Text section:

Haskell - How does this average function work?
I'm not a fan of this particular pointfree-trick. It uses the Applicative (a->)
instance as a “fanout”, to pass the argument to two separate functions. Essentially those two functions are sum
and length
, and the results are then combined back by div
, which can be expressed nicely with arrow combinators (albeit a bit more verbose, because arrows don't really play in Haskell's default curried style):
import Control.Arrow
avg = uncurry div . (sum &&& length)
In the applicative trick, you merge the combining function into the first argument-sharing one. So div . sum
in this case, and the result of the other function length
is then passed into the second argument of the first function.
You can also use
avg = liftA2 div sum length
which uses the Applicative
instance too.

Information provided:
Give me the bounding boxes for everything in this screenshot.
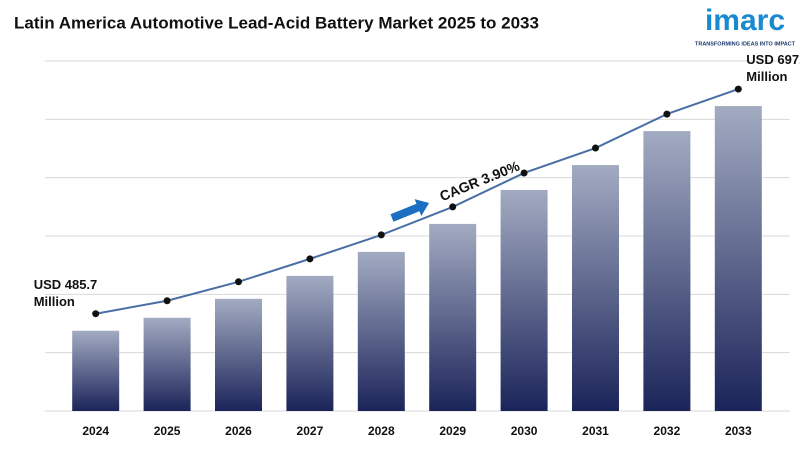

Exercises:
**1)** For the text on the Haskell average function, decide whether each statement agrees with it: (a) the writer likes this pointfree trick, (b) the arrow version of avg is written with uncurry div, (c) the liftA2 version relies on a Monad instance. Answer yes or no for each and quote the deciding words.
**2)** In the text on the Haskell average function, why is the arrow-combinator version described as a bit more verbose?

Solutions to the exercise:
**1)**
(a) No: "I'm not a fan of this particular pointfree-trick."
(b) Yes: "avg = uncurry div . (sum &&& length)"
(c) No: "which uses the Applicative instance too."

**2)** Arrows don't really play in Haskell's default curried style.